■ Exercise brief
In the listing below, locate the lines bearing the word "sublabel". Copy every one of them.

══ Provided data ══

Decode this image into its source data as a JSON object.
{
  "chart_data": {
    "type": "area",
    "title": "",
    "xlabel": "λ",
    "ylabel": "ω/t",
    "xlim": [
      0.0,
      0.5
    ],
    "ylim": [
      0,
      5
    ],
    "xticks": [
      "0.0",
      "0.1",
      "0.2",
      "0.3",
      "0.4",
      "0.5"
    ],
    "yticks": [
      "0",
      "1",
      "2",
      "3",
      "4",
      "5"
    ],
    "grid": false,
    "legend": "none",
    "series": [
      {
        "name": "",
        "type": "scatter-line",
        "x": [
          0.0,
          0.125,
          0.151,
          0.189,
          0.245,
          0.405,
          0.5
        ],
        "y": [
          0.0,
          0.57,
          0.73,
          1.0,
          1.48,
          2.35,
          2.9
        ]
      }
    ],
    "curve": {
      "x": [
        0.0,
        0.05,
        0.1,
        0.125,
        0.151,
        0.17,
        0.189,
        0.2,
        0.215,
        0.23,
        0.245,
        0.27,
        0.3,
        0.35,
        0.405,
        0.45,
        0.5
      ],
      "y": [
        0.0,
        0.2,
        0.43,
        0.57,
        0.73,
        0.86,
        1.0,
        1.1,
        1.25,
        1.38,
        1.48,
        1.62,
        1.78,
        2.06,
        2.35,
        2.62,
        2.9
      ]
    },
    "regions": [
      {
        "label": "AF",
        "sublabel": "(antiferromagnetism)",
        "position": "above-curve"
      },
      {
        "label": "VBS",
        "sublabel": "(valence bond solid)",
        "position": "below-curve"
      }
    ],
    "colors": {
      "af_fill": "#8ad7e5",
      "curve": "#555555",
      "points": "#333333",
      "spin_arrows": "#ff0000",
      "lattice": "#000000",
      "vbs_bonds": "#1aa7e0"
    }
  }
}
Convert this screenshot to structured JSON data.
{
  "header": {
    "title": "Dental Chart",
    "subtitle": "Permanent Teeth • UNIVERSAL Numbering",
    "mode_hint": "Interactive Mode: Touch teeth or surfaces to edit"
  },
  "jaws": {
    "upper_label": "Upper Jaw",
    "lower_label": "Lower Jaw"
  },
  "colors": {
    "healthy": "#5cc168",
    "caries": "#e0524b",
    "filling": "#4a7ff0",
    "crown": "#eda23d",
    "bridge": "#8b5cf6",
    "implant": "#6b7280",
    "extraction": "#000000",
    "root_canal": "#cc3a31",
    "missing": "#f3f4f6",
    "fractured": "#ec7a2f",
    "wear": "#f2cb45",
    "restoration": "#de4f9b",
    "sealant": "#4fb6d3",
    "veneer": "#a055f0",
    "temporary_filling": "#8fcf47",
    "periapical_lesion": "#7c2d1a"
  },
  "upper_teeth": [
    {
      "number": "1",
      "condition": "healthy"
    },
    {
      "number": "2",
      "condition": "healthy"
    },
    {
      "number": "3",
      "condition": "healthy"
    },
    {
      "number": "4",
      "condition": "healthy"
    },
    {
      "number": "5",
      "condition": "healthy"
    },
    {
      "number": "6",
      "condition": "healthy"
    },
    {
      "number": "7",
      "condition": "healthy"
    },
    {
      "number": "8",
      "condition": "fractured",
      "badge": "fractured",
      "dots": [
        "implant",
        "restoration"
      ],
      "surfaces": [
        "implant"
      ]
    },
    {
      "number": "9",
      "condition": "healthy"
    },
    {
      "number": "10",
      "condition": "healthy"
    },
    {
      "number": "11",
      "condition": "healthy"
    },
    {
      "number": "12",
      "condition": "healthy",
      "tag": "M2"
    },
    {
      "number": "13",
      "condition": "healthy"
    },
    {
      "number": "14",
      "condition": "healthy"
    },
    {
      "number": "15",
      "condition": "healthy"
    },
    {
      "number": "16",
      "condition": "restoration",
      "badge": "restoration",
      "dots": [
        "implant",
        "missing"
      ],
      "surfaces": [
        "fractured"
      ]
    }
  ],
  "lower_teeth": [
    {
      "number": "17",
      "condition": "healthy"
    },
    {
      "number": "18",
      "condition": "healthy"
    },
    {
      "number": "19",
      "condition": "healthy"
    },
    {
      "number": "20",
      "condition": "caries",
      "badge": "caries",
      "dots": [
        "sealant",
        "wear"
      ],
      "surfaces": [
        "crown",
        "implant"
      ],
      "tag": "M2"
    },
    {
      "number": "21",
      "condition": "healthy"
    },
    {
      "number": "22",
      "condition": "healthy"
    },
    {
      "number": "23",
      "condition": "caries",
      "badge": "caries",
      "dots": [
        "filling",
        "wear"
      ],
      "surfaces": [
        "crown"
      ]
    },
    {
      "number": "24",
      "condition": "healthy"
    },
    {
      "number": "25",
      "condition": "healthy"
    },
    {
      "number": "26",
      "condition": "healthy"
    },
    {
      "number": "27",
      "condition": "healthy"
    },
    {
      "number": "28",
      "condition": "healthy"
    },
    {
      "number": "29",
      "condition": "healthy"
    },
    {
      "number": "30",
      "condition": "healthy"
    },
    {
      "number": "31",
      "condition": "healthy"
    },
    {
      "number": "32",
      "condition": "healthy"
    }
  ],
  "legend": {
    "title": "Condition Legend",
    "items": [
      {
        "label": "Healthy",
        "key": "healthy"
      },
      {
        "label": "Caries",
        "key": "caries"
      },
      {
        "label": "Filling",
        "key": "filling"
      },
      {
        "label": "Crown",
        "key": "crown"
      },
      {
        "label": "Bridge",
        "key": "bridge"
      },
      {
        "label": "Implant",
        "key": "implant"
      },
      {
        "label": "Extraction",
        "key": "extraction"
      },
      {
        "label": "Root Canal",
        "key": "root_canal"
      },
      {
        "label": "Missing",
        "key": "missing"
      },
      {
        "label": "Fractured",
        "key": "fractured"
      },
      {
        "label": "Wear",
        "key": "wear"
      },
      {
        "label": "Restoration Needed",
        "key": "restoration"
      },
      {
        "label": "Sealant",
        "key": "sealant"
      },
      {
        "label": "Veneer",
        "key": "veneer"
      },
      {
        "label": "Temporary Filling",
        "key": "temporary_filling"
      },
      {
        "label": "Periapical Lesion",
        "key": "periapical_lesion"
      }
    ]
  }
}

═══

■ Result for this task
        "sublabel": "(antiferromagnetism)",
        "sublabel": "(valence bond solid)",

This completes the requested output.